Reading the listing below, count the lines that contain the word "phase" and give that count alone.

--- EXTRACTED INFORMATION ---

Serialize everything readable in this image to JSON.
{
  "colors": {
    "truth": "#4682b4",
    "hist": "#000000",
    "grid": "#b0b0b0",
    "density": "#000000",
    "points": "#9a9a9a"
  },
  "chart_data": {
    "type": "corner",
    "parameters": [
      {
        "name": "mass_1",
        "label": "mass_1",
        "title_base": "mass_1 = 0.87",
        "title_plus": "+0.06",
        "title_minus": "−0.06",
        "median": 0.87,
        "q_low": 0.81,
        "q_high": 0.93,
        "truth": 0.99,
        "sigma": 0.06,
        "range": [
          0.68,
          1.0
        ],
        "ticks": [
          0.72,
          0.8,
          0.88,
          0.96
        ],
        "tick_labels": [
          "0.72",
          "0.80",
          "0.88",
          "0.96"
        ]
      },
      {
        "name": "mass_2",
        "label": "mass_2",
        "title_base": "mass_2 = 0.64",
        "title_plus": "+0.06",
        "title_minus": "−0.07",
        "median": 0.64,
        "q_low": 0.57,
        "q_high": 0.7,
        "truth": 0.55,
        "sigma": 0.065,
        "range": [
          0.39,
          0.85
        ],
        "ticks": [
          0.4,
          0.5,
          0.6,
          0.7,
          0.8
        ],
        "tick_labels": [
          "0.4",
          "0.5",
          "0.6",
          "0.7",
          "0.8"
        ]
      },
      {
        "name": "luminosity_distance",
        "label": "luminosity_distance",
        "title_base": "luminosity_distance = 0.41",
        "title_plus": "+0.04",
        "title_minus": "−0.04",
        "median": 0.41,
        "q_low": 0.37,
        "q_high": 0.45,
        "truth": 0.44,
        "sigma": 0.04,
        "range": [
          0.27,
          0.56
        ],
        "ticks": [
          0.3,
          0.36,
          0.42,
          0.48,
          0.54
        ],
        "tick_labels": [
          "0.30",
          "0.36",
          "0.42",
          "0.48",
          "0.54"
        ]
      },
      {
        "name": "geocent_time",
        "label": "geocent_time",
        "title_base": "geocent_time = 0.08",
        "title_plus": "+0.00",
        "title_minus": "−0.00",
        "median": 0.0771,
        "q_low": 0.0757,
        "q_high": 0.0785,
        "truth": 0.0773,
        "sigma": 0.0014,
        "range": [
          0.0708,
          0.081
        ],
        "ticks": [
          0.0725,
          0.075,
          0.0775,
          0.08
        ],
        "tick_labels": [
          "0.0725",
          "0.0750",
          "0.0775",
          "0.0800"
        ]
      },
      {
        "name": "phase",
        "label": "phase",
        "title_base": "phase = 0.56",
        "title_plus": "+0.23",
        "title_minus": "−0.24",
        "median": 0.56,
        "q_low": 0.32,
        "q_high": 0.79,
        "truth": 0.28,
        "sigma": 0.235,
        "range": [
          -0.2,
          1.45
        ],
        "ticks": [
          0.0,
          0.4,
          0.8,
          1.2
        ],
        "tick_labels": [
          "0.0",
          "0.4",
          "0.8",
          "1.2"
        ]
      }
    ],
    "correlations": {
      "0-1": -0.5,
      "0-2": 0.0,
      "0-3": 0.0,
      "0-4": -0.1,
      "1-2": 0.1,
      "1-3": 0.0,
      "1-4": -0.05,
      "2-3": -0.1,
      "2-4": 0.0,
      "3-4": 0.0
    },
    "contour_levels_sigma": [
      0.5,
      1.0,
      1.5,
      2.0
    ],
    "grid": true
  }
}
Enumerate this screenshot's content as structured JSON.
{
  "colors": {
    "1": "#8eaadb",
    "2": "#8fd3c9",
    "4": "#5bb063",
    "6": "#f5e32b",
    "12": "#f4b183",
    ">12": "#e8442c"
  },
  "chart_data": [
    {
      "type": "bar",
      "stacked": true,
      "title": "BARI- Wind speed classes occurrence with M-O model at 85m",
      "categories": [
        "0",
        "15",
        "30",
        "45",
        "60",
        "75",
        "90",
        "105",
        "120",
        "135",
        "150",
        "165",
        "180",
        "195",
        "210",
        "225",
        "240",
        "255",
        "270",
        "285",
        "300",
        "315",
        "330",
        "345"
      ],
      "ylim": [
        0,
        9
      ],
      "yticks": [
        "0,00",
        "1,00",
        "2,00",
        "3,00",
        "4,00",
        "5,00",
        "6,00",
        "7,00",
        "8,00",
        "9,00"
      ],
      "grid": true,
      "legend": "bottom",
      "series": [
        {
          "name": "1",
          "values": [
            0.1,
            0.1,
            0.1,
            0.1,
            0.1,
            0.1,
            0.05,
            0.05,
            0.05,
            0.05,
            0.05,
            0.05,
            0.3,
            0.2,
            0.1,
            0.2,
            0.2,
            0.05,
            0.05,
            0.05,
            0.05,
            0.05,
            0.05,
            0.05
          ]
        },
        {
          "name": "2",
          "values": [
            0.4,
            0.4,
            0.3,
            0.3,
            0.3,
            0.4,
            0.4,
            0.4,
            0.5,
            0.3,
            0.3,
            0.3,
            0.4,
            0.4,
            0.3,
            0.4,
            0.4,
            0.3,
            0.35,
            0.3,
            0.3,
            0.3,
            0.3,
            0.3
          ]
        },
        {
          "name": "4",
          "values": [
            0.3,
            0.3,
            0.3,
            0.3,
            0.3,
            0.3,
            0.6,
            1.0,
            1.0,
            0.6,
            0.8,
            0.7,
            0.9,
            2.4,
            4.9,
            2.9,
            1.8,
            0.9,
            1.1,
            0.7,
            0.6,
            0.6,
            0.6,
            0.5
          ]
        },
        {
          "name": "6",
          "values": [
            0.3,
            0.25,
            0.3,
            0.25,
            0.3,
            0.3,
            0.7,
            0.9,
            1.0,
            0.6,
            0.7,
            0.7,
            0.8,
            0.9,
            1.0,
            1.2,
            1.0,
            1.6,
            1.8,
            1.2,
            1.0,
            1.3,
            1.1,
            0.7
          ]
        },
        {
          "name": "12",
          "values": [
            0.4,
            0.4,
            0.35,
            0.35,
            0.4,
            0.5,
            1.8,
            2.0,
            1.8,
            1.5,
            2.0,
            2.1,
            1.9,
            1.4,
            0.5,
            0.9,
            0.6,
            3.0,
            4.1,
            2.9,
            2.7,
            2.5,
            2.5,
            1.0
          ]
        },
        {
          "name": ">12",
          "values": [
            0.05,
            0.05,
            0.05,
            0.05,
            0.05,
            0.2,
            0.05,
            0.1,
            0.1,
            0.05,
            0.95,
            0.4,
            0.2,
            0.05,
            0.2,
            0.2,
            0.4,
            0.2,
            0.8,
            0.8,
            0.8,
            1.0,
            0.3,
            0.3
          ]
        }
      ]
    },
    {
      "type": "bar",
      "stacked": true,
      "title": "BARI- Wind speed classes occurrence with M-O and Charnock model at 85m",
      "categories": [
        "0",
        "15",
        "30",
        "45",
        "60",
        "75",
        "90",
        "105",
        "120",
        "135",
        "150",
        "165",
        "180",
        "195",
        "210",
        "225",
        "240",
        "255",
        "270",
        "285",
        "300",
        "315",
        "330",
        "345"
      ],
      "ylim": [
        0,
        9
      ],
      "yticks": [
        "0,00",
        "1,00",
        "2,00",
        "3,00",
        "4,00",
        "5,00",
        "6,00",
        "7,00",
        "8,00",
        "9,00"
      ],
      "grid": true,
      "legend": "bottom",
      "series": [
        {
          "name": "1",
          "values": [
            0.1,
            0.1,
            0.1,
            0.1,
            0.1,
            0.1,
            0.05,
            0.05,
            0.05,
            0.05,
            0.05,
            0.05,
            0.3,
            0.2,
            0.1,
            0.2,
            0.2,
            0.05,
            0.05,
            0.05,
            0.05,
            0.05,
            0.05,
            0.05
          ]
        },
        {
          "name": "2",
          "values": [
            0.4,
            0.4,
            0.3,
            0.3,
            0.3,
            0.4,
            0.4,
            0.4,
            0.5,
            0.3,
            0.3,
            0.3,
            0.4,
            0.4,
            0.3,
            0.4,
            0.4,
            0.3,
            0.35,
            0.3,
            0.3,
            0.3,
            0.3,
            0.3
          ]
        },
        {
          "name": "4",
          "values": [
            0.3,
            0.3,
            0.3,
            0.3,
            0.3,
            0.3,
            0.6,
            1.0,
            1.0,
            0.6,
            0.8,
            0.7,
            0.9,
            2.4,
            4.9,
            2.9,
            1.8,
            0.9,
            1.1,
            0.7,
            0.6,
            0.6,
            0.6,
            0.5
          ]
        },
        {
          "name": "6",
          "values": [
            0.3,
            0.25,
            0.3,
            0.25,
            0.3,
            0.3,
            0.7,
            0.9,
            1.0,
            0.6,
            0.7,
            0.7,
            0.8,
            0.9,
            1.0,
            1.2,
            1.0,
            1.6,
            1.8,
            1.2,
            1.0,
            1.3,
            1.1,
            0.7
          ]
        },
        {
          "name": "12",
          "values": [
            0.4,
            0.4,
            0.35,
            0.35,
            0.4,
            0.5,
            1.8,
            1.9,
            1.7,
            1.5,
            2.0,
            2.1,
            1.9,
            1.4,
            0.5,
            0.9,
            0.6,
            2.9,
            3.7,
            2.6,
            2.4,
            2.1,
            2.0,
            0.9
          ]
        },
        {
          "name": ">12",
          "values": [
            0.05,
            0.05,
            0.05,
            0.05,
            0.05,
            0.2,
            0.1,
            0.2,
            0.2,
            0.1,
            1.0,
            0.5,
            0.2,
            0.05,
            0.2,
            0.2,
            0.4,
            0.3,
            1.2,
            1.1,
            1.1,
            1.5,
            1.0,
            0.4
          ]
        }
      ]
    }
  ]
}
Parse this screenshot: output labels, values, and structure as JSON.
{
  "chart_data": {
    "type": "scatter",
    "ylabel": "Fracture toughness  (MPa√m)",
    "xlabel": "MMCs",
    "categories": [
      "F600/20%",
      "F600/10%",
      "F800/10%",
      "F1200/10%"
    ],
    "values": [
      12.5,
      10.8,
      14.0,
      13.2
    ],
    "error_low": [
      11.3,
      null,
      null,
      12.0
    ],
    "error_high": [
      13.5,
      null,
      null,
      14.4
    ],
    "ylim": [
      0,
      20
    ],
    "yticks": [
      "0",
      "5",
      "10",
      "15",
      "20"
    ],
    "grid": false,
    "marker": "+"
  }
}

---

= TASK RESULT =
3